[What is expected]:
All of the data should be output character for character, except the pictures.

[Input]:
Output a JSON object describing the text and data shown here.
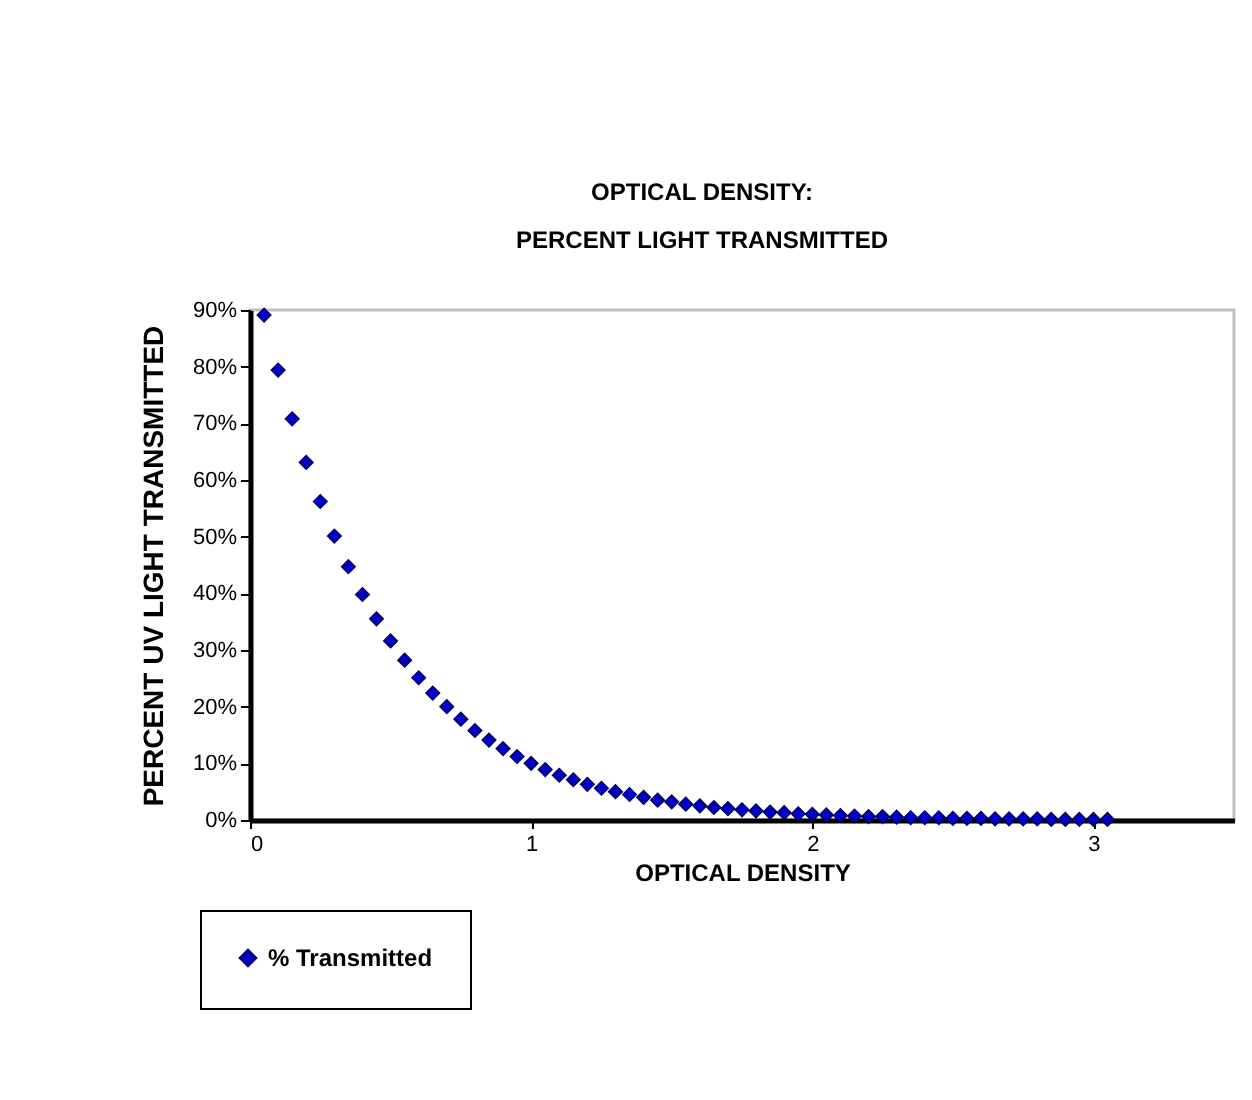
{
  "chart_data": {
    "type": "scatter",
    "title": "OPTICAL DENSITY:",
    "subtitle": "PERCENT LIGHT TRANSMITTED",
    "xlabel": "OPTICAL DENSITY",
    "ylabel": "PERCENT UV LIGHT TRANSMITTED",
    "xlim": [
      0,
      3.5
    ],
    "xticks": [
      0,
      1,
      2,
      3
    ],
    "ylim": [
      0,
      90
    ],
    "yticks": [
      {
        "value": 0,
        "label": "0%"
      },
      {
        "value": 10,
        "label": "10%"
      },
      {
        "value": 20,
        "label": "20%"
      },
      {
        "value": 30,
        "label": "30%"
      },
      {
        "value": 40,
        "label": "40%"
      },
      {
        "value": 50,
        "label": "50%"
      },
      {
        "value": 60,
        "label": "60%"
      },
      {
        "value": 70,
        "label": "70%"
      },
      {
        "value": 80,
        "label": "80%"
      },
      {
        "value": 90,
        "label": "90%"
      }
    ],
    "grid": false,
    "legend": "bottom left",
    "marker": "diamond",
    "x": [
      0.05,
      0.1,
      0.15,
      0.2,
      0.25,
      0.3,
      0.35,
      0.4,
      0.45,
      0.5,
      0.55,
      0.6,
      0.65,
      0.7,
      0.75,
      0.8,
      0.85,
      0.9,
      0.95,
      1.0,
      1.05,
      1.1,
      1.15,
      1.2,
      1.25,
      1.3,
      1.35,
      1.4,
      1.45,
      1.5,
      1.55,
      1.6,
      1.65,
      1.7,
      1.75,
      1.8,
      1.85,
      1.9,
      1.95,
      2.0,
      2.05,
      2.1,
      2.15,
      2.2,
      2.25,
      2.3,
      2.35,
      2.4,
      2.45,
      2.5,
      2.55,
      2.6,
      2.65,
      2.7,
      2.75,
      2.8,
      2.85,
      2.9,
      2.95,
      3.0,
      3.05
    ],
    "series": [
      {
        "name": "% Transmitted",
        "color": "#0000cc",
        "values": [
          89.1,
          79.4,
          70.8,
          63.1,
          56.2,
          50.1,
          44.7,
          39.8,
          35.5,
          31.6,
          28.2,
          25.1,
          22.4,
          20.0,
          17.8,
          15.8,
          14.1,
          12.6,
          11.2,
          10.0,
          8.9,
          7.9,
          7.1,
          6.3,
          5.6,
          5.0,
          4.5,
          4.0,
          3.5,
          3.2,
          2.8,
          2.5,
          2.2,
          2.0,
          1.8,
          1.6,
          1.4,
          1.3,
          1.1,
          1.0,
          0.9,
          0.8,
          0.7,
          0.6,
          0.6,
          0.5,
          0.4,
          0.4,
          0.4,
          0.3,
          0.3,
          0.3,
          0.2,
          0.2,
          0.2,
          0.2,
          0.1,
          0.1,
          0.1,
          0.1,
          0.1
        ]
      }
    ]
  }
}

[Response to the task]:
Output a JSON object describing the text and data shown here.
{
  "chart_data": {
    "type": "scatter",
    "title": "OPTICAL DENSITY:",
    "subtitle": "PERCENT LIGHT TRANSMITTED",
    "xlabel": "OPTICAL DENSITY",
    "ylabel": "PERCENT UV LIGHT TRANSMITTED",
    "xlim": [
      0,
      3.5
    ],
    "xticks": [
      0,
      1,
      2,
      3
    ],
    "ylim": [
      0,
      90
    ],
    "yticks": [
      {
        "value": 0,
        "label": "0%"
      },
      {
        "value": 10,
        "label": "10%"
      },
      {
        "value": 20,
        "label": "20%"
      },
      {
        "value": 30,
        "label": "30%"
      },
      {
        "value": 40,
        "label": "40%"
      },
      {
        "value": 50,
        "label": "50%"
      },
      {
        "value": 60,
        "label": "60%"
      },
      {
        "value": 70,
        "label": "70%"
      },
      {
        "value": 80,
        "label": "80%"
      },
      {
        "value": 90,
        "label": "90%"
      }
    ],
    "grid": false,
    "legend": "bottom left",
    "marker": "diamond",
    "x": [
      0.05,
      0.1,
      0.15,
      0.2,
      0.25,
      0.3,
      0.35,
      0.4,
      0.45,
      0.5,
      0.55,
      0.6,
      0.65,
      0.7,
      0.75,
      0.8,
      0.85,
      0.9,
      0.95,
      1.0,
      1.05,
      1.1,
      1.15,
      1.2,
      1.25,
      1.3,
      1.35,
      1.4,
      1.45,
      1.5,
      1.55,
      1.6,
      1.65,
      1.7,
      1.75,
      1.8,
      1.85,
      1.9,
      1.95,
      2.0,
      2.05,
      2.1,
      2.15,
      2.2,
      2.25,
      2.3,
      2.35,
      2.4,
      2.45,
      2.5,
      2.55,
      2.6,
      2.65,
      2.7,
      2.75,
      2.8,
      2.85,
      2.9,
      2.95,
      3.0,
      3.05
    ],
    "series": [
      {
        "name": "% Transmitted",
        "color": "#0000cc",
        "values": [
          89.1,
          79.4,
          70.8,
          63.1,
          56.2,
          50.1,
          44.7,
          39.8,
          35.5,
          31.6,
          28.2,
          25.1,
          22.4,
          20.0,
          17.8,
          15.8,
          14.1,
          12.6,
          11.2,
          10.0,
          8.9,
          7.9,
          7.1,
          6.3,
          5.6,
          5.0,
          4.5,
          4.0,
          3.5,
          3.2,
          2.8,
          2.5,
          2.2,
          2.0,
          1.8,
          1.6,
          1.4,
          1.3,
          1.1,
          1.0,
          0.9,
          0.8,
          0.7,
          0.6,
          0.6,
          0.5,
          0.4,
          0.4,
          0.4,
          0.3,
          0.3,
          0.3,
          0.2,
          0.2,
          0.2,
          0.2,
          0.1,
          0.1,
          0.1,
          0.1,
          0.1
        ]
      }
    ]
  }
}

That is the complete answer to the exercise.